** begin Record excerpts **
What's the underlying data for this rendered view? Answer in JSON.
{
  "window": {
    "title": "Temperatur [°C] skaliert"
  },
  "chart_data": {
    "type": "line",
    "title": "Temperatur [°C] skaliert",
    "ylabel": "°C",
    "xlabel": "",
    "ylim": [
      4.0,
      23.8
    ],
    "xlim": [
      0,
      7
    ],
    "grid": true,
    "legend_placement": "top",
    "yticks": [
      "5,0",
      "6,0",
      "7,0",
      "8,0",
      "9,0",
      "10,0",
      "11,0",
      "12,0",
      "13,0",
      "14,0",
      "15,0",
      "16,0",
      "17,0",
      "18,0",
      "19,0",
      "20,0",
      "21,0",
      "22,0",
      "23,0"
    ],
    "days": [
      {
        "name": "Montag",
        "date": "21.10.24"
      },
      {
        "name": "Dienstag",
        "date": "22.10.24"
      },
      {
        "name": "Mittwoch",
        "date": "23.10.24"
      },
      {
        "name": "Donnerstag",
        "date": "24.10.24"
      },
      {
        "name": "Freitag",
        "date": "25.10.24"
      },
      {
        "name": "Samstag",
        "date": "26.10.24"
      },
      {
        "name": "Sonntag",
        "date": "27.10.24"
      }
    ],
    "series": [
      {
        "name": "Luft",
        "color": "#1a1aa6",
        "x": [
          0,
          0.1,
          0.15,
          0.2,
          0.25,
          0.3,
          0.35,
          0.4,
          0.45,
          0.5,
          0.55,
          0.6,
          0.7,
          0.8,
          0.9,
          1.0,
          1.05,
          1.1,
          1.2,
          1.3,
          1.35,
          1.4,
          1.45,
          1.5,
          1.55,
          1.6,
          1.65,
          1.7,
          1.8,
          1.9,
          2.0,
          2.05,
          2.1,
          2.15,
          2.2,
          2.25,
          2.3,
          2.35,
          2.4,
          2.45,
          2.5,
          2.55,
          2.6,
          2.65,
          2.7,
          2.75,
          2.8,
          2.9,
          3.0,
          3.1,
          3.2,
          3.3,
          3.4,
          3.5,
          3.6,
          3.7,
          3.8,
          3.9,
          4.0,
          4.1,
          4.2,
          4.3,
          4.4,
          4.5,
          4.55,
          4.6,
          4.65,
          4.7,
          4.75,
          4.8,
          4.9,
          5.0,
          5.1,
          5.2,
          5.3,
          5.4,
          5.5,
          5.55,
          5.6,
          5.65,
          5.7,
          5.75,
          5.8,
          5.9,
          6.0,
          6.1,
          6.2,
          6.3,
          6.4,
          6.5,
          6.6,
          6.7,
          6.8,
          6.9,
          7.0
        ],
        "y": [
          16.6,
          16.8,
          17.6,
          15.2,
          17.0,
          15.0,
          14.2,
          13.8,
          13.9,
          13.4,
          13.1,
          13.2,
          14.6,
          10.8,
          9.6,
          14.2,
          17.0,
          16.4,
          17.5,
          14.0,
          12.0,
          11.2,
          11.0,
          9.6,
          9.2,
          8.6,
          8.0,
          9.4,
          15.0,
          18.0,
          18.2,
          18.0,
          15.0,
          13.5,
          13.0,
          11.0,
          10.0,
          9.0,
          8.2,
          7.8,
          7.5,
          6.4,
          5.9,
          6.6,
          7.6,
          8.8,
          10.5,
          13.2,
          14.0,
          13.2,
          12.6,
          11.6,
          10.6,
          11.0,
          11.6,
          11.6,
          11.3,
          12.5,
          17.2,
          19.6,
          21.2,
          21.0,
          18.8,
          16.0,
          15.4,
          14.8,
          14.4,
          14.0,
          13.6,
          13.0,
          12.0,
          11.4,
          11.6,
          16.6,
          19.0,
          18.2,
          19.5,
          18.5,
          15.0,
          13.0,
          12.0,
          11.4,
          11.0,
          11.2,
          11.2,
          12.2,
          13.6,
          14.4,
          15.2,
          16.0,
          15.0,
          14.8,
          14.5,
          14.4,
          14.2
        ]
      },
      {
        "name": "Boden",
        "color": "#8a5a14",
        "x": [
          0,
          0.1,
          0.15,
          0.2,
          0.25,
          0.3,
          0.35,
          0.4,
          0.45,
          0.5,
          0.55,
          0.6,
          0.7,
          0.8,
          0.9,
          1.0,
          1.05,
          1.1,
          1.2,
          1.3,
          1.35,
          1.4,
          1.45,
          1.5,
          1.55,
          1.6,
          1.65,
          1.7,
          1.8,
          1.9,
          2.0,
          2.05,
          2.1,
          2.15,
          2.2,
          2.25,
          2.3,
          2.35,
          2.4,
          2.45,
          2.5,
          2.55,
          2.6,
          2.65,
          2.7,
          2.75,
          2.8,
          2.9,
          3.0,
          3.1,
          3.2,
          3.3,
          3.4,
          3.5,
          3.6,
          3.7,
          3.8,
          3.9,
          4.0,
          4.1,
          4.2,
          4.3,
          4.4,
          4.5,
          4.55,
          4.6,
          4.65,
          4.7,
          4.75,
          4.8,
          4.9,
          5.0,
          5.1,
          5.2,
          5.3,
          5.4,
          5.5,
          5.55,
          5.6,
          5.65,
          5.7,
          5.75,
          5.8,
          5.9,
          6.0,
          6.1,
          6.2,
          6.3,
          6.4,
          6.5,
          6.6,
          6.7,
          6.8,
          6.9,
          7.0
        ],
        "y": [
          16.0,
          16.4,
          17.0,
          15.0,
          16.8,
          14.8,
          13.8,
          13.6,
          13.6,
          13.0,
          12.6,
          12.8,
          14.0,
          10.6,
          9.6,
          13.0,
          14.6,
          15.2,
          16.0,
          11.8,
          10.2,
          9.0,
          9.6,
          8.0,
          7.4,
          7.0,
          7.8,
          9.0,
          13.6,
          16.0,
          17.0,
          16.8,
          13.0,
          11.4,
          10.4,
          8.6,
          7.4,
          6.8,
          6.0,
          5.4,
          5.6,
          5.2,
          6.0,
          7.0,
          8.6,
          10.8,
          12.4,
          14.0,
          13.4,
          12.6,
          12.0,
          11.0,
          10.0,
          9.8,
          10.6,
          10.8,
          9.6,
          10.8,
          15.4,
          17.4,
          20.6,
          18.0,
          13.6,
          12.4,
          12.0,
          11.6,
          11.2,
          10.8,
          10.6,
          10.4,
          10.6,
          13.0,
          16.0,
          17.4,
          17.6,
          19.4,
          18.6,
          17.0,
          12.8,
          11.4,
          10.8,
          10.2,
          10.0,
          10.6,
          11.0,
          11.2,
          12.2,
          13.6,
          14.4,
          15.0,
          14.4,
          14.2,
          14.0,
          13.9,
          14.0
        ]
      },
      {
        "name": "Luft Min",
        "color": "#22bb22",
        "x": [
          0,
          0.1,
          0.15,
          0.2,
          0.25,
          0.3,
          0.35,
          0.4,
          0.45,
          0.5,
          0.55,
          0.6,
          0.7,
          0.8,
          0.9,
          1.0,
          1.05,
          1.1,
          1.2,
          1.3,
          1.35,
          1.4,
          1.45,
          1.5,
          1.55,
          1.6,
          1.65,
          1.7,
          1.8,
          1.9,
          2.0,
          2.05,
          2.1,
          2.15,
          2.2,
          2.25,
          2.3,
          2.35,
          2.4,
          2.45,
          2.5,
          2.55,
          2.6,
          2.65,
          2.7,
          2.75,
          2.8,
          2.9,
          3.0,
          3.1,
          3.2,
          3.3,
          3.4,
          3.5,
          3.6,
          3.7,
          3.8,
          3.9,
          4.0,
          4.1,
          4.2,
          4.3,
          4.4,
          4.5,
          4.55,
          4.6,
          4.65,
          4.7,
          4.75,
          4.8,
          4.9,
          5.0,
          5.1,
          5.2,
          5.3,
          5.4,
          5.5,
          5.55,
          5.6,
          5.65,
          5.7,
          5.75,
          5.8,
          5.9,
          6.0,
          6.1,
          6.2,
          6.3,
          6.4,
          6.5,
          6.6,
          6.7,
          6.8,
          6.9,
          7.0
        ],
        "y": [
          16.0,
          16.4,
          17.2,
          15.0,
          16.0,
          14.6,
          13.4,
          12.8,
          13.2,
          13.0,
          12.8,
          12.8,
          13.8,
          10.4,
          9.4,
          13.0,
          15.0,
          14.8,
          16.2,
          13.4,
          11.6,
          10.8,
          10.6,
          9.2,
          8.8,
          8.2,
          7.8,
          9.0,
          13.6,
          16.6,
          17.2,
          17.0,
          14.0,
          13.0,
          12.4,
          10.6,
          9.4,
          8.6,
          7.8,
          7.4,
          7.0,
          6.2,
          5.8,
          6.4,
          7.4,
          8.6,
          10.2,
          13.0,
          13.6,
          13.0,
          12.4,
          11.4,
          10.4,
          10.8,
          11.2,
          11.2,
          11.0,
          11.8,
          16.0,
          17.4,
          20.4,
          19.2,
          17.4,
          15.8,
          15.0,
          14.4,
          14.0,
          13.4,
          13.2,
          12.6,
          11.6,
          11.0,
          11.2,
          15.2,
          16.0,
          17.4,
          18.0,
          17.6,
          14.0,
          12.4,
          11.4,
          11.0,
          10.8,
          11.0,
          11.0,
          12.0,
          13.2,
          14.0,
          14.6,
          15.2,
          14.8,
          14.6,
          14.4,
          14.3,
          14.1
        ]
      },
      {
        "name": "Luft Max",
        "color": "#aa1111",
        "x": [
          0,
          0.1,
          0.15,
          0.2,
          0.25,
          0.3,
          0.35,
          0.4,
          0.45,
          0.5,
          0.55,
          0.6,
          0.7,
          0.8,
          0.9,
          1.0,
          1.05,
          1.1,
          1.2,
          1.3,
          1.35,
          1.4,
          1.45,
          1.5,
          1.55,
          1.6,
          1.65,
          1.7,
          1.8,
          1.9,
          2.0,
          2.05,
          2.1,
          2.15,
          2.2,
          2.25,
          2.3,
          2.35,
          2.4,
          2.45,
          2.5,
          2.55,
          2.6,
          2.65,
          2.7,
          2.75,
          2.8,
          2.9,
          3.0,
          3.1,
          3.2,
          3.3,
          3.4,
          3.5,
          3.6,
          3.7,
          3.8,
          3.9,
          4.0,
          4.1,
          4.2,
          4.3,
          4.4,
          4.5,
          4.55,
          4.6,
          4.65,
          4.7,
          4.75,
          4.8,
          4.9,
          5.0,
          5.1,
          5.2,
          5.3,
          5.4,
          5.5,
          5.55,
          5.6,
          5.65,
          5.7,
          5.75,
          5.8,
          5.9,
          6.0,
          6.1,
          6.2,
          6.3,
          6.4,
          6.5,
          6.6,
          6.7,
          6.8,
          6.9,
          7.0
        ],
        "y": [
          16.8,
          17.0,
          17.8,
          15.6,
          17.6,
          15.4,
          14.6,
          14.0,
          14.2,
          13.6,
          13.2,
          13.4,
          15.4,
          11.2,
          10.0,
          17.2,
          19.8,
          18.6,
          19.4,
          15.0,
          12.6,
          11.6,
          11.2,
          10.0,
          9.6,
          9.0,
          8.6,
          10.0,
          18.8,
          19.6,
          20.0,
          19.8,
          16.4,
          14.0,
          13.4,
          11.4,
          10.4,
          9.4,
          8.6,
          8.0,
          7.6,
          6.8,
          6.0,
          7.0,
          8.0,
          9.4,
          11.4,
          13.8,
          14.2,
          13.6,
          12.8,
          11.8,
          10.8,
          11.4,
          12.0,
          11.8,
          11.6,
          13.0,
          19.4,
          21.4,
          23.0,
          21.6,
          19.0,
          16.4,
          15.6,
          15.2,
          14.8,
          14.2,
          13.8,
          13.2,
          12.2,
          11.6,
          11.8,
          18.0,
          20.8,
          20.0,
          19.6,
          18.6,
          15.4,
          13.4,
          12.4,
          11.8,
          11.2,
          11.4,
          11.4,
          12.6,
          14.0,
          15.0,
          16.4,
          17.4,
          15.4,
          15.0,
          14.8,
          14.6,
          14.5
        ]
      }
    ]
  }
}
** end Record excerpts **
Given exercise:
Pull every line containing "skaliert" out of the records.

The reply:
    "title": "Temperatur [°C] skaliert"
    "title": "Temperatur [°C] skaliert",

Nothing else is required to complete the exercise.